Begin Source records

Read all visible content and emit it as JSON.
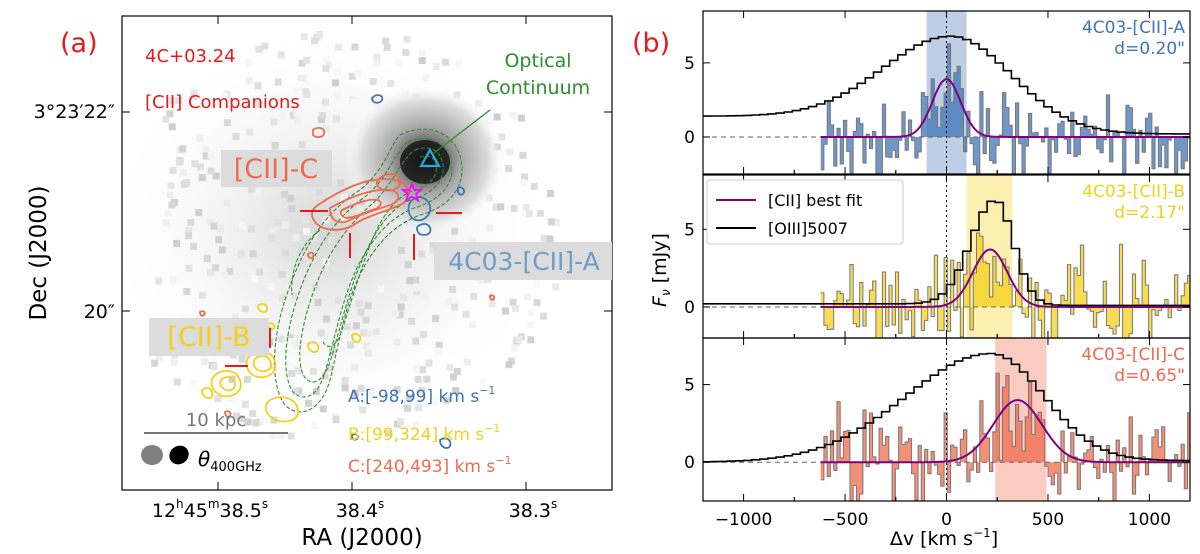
{
  "panel_a": {
    "label": "(a)",
    "label_color": "#e8191b",
    "source_name": "4C+03.24",
    "subtitle": "[CII] Companions",
    "optical_label_line1": "Optical",
    "optical_label_line2": "Continuum",
    "companion_c": "[CII]-C",
    "companion_b": "[CII]-B",
    "companion_a": "4C03-[CII]-A",
    "scale_bar": "10 kpc",
    "beam_label": "θ",
    "beam_sub": "400GHz",
    "vel_a": "A:[-98,99] km s",
    "vel_b": "B:[99,324] km s",
    "vel_c": "C:[240,493] km s",
    "vel_sup": "−1",
    "ytick_top": "3°23′22″",
    "ytick_bottom": "20″",
    "ylabel": "Dec (J2000)",
    "xlabel": "RA (J2000)",
    "xtick_1_h": "12",
    "xtick_1_m": "45",
    "xtick_1_s": "38.5",
    "xtick_2": "38.4",
    "xtick_3": "38.3",
    "colors": {
      "a": "#3f75b5",
      "b": "#f5d01a",
      "c": "#f06a4b",
      "optical": "#2c8f2c",
      "red_text": "#e8191b"
    }
  },
  "panel_b": {
    "label": "(b)",
    "xlabel": "Δv [km s",
    "xlabel_sup": "−1",
    "xlabel_close": "]",
    "ylabel": "F",
    "ylabel_sub": "ν",
    "ylabel_unit": " [mJy]",
    "legend": [
      {
        "label": "[CII] best fit",
        "color": "#800080"
      },
      {
        "label": "[OIII]5007",
        "color": "#000000"
      }
    ]
  },
  "chart_data": {
    "type": "line",
    "x_range": [
      -1200,
      1200
    ],
    "x_ticks": [
      -1000,
      -500,
      0,
      500,
      1000
    ],
    "y_ticks": [
      0,
      5
    ],
    "panels": [
      {
        "name": "4C03-[CII]-A",
        "dist": "d=0.20\"",
        "color": "#3f75b5",
        "ylim": [
          -2.5,
          8.5
        ],
        "band": [
          -98,
          99
        ],
        "gauss": {
          "amp": 3.9,
          "center": 0,
          "sigma": 70
        },
        "oiii": {
          "amp": 6.8,
          "center": 0,
          "left_sigma": 330,
          "right_sigma": 300,
          "floor_left": 1.4,
          "floor_right": 0.2
        },
        "seed": 7
      },
      {
        "name": "4C03-[CII]-B",
        "dist": "d=2.17\"",
        "color": "#f5d01a",
        "ylim": [
          -2.0,
          8.5
        ],
        "band": [
          99,
          324
        ],
        "gauss": {
          "amp": 3.7,
          "center": 215,
          "sigma": 85
        },
        "oiii": {
          "amp": 6.9,
          "center": 220,
          "left_sigma": 120,
          "right_sigma": 90,
          "floor_left": 0.2,
          "floor_right": 0.1
        },
        "seed": 23
      },
      {
        "name": "4C03-[CII]-C",
        "dist": "d=0.65\"",
        "color": "#f06a4b",
        "ylim": [
          -2.5,
          8.0
        ],
        "band": [
          240,
          493
        ],
        "gauss": {
          "amp": 4.0,
          "center": 350,
          "sigma": 120
        },
        "oiii": {
          "amp": 7.0,
          "center": 200,
          "left_sigma": 420,
          "right_sigma": 260,
          "floor_left": 0.0,
          "floor_right": 0.1
        },
        "seed": 41
      }
    ]
  }
}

End Source records

# Request
Each line of the material must be retyped exactly, except that images are omitted.

# Completed task
Read all visible content and emit it as JSON.
{
  "panel_a": {
    "label": "(a)",
    "label_color": "#e8191b",
    "source_name": "4C+03.24",
    "subtitle": "[CII] Companions",
    "optical_label_line1": "Optical",
    "optical_label_line2": "Continuum",
    "companion_c": "[CII]-C",
    "companion_b": "[CII]-B",
    "companion_a": "4C03-[CII]-A",
    "scale_bar": "10 kpc",
    "beam_label": "θ",
    "beam_sub": "400GHz",
    "vel_a": "A:[-98,99] km s",
    "vel_b": "B:[99,324] km s",
    "vel_c": "C:[240,493] km s",
    "vel_sup": "−1",
    "ytick_top": "3°23′22″",
    "ytick_bottom": "20″",
    "ylabel": "Dec (J2000)",
    "xlabel": "RA (J2000)",
    "xtick_1_h": "12",
    "xtick_1_m": "45",
    "xtick_1_s": "38.5",
    "xtick_2": "38.4",
    "xtick_3": "38.3",
    "colors": {
      "a": "#3f75b5",
      "b": "#f5d01a",
      "c": "#f06a4b",
      "optical": "#2c8f2c",
      "red_text": "#e8191b"
    }
  },
  "panel_b": {
    "label": "(b)",
    "xlabel": "Δv [km s",
    "xlabel_sup": "−1",
    "xlabel_close": "]",
    "ylabel": "F",
    "ylabel_sub": "ν",
    "ylabel_unit": " [mJy]",
    "legend": [
      {
        "label": "[CII] best fit",
        "color": "#800080"
      },
      {
        "label": "[OIII]5007",
        "color": "#000000"
      }
    ]
  },
  "chart_data": {
    "type": "line",
    "x_range": [
      -1200,
      1200
    ],
    "x_ticks": [
      -1000,
      -500,
      0,
      500,
      1000
    ],
    "y_ticks": [
      0,
      5
    ],
    "panels": [
      {
        "name": "4C03-[CII]-A",
        "dist": "d=0.20\"",
        "color": "#3f75b5",
        "ylim": [
          -2.5,
          8.5
        ],
        "band": [
          -98,
          99
        ],
        "gauss": {
          "amp": 3.9,
          "center": 0,
          "sigma": 70
        },
        "oiii": {
          "amp": 6.8,
          "center": 0,
          "left_sigma": 330,
          "right_sigma": 300,
          "floor_left": 1.4,
          "floor_right": 0.2
        },
        "seed": 7
      },
      {
        "name": "4C03-[CII]-B",
        "dist": "d=2.17\"",
        "color": "#f5d01a",
        "ylim": [
          -2.0,
          8.5
        ],
        "band": [
          99,
          324
        ],
        "gauss": {
          "amp": 3.7,
          "center": 215,
          "sigma": 85
        },
        "oiii": {
          "amp": 6.9,
          "center": 220,
          "left_sigma": 120,
          "right_sigma": 90,
          "floor_left": 0.2,
          "floor_right": 0.1
        },
        "seed": 23
      },
      {
        "name": "4C03-[CII]-C",
        "dist": "d=0.65\"",
        "color": "#f06a4b",
        "ylim": [
          -2.5,
          8.0
        ],
        "band": [
          240,
          493
        ],
        "gauss": {
          "amp": 4.0,
          "center": 350,
          "sigma": 120
        },
        "oiii": {
          "amp": 7.0,
          "center": 200,
          "left_sigma": 420,
          "right_sigma": 260,
          "floor_left": 0.0,
          "floor_right": 0.1
        },
        "seed": 41
      }
    ]
  }
}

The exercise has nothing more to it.